=== Exercise ===
Write every line of the material out exactly as shown.

Collected data:
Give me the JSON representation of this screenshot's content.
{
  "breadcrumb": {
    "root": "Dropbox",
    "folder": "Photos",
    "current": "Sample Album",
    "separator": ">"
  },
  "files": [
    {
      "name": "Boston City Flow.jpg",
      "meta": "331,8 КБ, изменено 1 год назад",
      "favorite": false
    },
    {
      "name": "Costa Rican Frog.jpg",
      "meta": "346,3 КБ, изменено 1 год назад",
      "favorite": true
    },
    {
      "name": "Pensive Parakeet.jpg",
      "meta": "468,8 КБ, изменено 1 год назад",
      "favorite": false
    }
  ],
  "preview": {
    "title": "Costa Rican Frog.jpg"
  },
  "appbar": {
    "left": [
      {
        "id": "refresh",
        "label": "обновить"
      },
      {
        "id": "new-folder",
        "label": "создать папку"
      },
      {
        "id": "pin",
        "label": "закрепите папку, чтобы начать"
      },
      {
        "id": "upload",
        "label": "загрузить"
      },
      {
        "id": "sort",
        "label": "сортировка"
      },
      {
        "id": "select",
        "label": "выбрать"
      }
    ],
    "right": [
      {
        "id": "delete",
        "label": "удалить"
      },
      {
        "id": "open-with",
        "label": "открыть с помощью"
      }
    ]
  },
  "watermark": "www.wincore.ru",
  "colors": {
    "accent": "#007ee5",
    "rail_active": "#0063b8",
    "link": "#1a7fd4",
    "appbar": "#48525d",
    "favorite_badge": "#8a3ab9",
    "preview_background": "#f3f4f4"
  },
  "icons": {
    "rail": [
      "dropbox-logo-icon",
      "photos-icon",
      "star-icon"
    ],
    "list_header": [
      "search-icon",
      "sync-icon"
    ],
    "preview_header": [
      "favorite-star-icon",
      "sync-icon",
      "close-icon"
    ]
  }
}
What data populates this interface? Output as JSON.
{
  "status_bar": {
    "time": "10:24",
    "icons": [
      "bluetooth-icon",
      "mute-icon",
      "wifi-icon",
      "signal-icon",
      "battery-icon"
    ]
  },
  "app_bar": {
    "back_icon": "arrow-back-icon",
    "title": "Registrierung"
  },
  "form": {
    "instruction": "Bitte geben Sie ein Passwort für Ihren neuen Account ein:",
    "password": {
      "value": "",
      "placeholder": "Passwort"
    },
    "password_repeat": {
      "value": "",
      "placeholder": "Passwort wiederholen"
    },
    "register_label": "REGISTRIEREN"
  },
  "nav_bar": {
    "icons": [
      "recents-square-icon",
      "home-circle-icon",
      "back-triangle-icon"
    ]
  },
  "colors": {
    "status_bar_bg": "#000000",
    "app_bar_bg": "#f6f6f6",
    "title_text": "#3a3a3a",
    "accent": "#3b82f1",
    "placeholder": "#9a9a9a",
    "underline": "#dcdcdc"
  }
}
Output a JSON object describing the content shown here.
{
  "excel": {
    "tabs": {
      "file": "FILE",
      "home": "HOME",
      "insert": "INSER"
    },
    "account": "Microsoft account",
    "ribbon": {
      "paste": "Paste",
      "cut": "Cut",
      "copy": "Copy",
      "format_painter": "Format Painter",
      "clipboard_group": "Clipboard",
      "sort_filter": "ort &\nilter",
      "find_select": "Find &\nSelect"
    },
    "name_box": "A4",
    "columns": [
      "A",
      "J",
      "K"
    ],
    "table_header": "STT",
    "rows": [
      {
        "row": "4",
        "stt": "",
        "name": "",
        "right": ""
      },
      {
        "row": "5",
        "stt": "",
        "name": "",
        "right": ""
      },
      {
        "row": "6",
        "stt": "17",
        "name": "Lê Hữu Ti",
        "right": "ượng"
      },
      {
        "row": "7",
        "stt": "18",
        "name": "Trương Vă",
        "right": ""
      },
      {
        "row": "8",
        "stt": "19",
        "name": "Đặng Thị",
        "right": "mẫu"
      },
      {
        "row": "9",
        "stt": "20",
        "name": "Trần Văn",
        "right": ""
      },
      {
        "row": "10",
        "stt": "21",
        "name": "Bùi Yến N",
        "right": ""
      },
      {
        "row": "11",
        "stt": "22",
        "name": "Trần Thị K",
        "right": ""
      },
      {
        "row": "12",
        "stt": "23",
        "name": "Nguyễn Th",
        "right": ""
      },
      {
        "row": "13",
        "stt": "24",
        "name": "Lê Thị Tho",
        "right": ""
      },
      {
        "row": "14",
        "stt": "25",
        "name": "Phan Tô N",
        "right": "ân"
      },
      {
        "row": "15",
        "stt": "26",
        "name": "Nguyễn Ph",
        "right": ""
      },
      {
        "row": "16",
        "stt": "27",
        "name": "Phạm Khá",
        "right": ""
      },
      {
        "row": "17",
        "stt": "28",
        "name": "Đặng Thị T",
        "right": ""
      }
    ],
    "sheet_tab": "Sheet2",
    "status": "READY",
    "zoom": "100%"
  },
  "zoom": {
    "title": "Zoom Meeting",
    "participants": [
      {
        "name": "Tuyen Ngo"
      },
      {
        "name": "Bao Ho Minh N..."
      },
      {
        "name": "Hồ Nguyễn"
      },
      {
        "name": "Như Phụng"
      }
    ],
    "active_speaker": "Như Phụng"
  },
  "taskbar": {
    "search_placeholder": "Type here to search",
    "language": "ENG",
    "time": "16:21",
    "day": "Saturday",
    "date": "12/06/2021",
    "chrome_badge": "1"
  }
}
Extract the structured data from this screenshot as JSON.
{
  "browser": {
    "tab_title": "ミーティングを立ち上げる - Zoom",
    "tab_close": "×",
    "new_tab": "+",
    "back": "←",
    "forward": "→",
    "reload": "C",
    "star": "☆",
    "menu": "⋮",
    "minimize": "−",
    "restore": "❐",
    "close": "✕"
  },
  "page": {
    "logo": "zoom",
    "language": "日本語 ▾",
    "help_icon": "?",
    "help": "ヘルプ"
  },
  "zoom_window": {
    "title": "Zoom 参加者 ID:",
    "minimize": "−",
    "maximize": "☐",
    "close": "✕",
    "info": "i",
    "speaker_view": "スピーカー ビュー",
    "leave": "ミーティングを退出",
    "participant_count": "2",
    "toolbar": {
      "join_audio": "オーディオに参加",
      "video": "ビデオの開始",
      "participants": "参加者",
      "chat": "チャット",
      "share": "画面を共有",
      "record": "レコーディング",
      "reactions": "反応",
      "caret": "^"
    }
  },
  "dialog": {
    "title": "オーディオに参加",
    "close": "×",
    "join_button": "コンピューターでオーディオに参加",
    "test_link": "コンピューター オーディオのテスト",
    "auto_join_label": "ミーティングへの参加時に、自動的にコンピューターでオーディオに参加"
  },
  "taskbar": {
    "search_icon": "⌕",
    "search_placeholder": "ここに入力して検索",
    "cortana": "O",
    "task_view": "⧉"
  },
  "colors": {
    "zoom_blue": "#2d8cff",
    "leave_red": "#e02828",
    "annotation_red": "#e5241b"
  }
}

=== Expected answer ===
Give me the JSON representation of this screenshot's content.
{
  "breadcrumb": {
    "root": "Dropbox",
    "folder": "Photos",
    "current": "Sample Album",
    "separator": ">"
  },
  "files": [
    {
      "name": "Boston City Flow.jpg",
      "meta": "331,8 КБ, изменено 1 год назад",
      "favorite": false
    },
    {
      "name": "Costa Rican Frog.jpg",
      "meta": "346,3 КБ, изменено 1 год назад",
      "favorite": true
    },
    {
      "name": "Pensive Parakeet.jpg",
      "meta": "468,8 КБ, изменено 1 год назад",
      "favorite": false
    }
  ],
  "preview": {
    "title": "Costa Rican Frog.jpg"
  },
  "appbar": {
    "left": [
      {
        "id": "refresh",
        "label": "обновить"
      },
      {
        "id": "new-folder",
        "label": "создать папку"
      },
      {
        "id": "pin",
        "label": "закрепите папку, чтобы начать"
      },
      {
        "id": "upload",
        "label": "загрузить"
      },
      {
        "id": "sort",
        "label": "сортировка"
      },
      {
        "id": "select",
        "label": "выбрать"
      }
    ],
    "right": [
      {
        "id": "delete",
        "label": "удалить"
      },
      {
        "id": "open-with",
        "label": "открыть с помощью"
      }
    ]
  },
  "watermark": "www.wincore.ru",
  "colors": {
    "accent": "#007ee5",
    "rail_active": "#0063b8",
    "link": "#1a7fd4",
    "appbar": "#48525d",
    "favorite_badge": "#8a3ab9",
    "preview_background": "#f3f4f4"
  },
  "icons": {
    "rail": [
      "dropbox-logo-icon",
      "photos-icon",
      "star-icon"
    ],
    "list_header": [
      "search-icon",
      "sync-icon"
    ],
    "preview_header": [
      "favorite-star-icon",
      "sync-icon",
      "close-icon"
    ]
  }
}
What data populates this interface? Output as JSON.
{
  "status_bar": {
    "time": "10:24",
    "icons": [
      "bluetooth-icon",
      "mute-icon",
      "wifi-icon",
      "signal-icon",
      "battery-icon"
    ]
  },
  "app_bar": {
    "back_icon": "arrow-back-icon",
    "title": "Registrierung"
  },
  "form": {
    "instruction": "Bitte geben Sie ein Passwort für Ihren neuen Account ein:",
    "password": {
      "value": "",
      "placeholder": "Passwort"
    },
    "password_repeat": {
      "value": "",
      "placeholder": "Passwort wiederholen"
    },
    "register_label": "REGISTRIEREN"
  },
  "nav_bar": {
    "icons": [
      "recents-square-icon",
      "home-circle-icon",
      "back-triangle-icon"
    ]
  },
  "colors": {
    "status_bar_bg": "#000000",
    "app_bar_bg": "#f6f6f6",
    "title_text": "#3a3a3a",
    "accent": "#3b82f1",
    "placeholder": "#9a9a9a",
    "underline": "#dcdcdc"
  }
}
Output a JSON object describing the content shown here.
{
  "excel": {
    "tabs": {
      "file": "FILE",
      "home": "HOME",
      "insert": "INSER"
    },
    "account": "Microsoft account",
    "ribbon": {
      "paste": "Paste",
      "cut": "Cut",
      "copy": "Copy",
      "format_painter": "Format Painter",
      "clipboard_group": "Clipboard",
      "sort_filter": "ort &\nilter",
      "find_select": "Find &\nSelect"
    },
    "name_box": "A4",
    "columns": [
      "A",
      "J",
      "K"
    ],
    "table_header": "STT",
    "rows": [
      {
        "row": "4",
        "stt": "",
        "name": "",
        "right": ""
      },
      {
        "row": "5",
        "stt": "",
        "name": "",
        "right": ""
      },
      {
        "row": "6",
        "stt": "17",
        "name": "Lê Hữu Ti",
        "right": "ượng"
      },
      {
        "row": "7",
        "stt": "18",
        "name": "Trương Vă",
        "right": ""
      },
      {
        "row": "8",
        "stt": "19",
        "name": "Đặng Thị",
        "right": "mẫu"
      },
      {
        "row": "9",
        "stt": "20",
        "name": "Trần Văn",
        "right": ""
      },
      {
        "row": "10",
        "stt": "21",
        "name": "Bùi Yến N",
        "right": ""
      },
      {
        "row": "11",
        "stt": "22",
        "name": "Trần Thị K",
        "right": ""
      },
      {
        "row": "12",
        "stt": "23",
        "name": "Nguyễn Th",
        "right": ""
      },
      {
        "row": "13",
        "stt": "24",
        "name": "Lê Thị Tho",
        "right": ""
      },
      {
        "row": "14",
        "stt": "25",
        "name": "Phan Tô N",
        "right": "ân"
      },
      {
        "row": "15",
        "stt": "26",
        "name": "Nguyễn Ph",
        "right": ""
      },
      {
        "row": "16",
        "stt": "27",
        "name": "Phạm Khá",
        "right": ""
      },
      {
        "row": "17",
        "stt": "28",
        "name": "Đặng Thị T",
        "right": ""
      }
    ],
    "sheet_tab": "Sheet2",
    "status": "READY",
    "zoom": "100%"
  },
  "zoom": {
    "title": "Zoom Meeting",
    "participants": [
      {
        "name": "Tuyen Ngo"
      },
      {
        "name": "Bao Ho Minh N..."
      },
      {
        "name": "Hồ Nguyễn"
      },
      {
        "name": "Như Phụng"
      }
    ],
    "active_speaker": "Như Phụng"
  },
  "taskbar": {
    "search_placeholder": "Type here to search",
    "language": "ENG",
    "time": "16:21",
    "day": "Saturday",
    "date": "12/06/2021",
    "chrome_badge": "1"
  }
}
Extract the structured data from this screenshot as JSON.
{
  "browser": {
    "tab_title": "ミーティングを立ち上げる - Zoom",
    "tab_close": "×",
    "new_tab": "+",
    "back": "←",
    "forward": "→",
    "reload": "C",
    "star": "☆",
    "menu": "⋮",
    "minimize": "−",
    "restore": "❐",
    "close": "✕"
  },
  "page": {
    "logo": "zoom",
    "language": "日本語 ▾",
    "help_icon": "?",
    "help": "ヘルプ"
  },
  "zoom_window": {
    "title": "Zoom 参加者 ID:",
    "minimize": "−",
    "maximize": "☐",
    "close": "✕",
    "info": "i",
    "speaker_view": "スピーカー ビュー",
    "leave": "ミーティングを退出",
    "participant_count": "2",
    "toolbar": {
      "join_audio": "オーディオに参加",
      "video": "ビデオの開始",
      "participants": "参加者",
      "chat": "チャット",
      "share": "画面を共有",
      "record": "レコーディング",
      "reactions": "反応",
      "caret": "^"
    }
  },
  "dialog": {
    "title": "オーディオに参加",
    "close": "×",
    "join_button": "コンピューターでオーディオに参加",
    "test_link": "コンピューター オーディオのテスト",
    "auto_join_label": "ミーティングへの参加時に、自動的にコンピューターでオーディオに参加"
  },
  "taskbar": {
    "search_icon": "⌕",
    "search_placeholder": "ここに入力して検索",
    "cortana": "O",
    "task_view": "⧉"
  },
  "colors": {
    "zoom_blue": "#2d8cff",
    "leave_red": "#e02828",
    "annotation_red": "#e5241b"
  }
}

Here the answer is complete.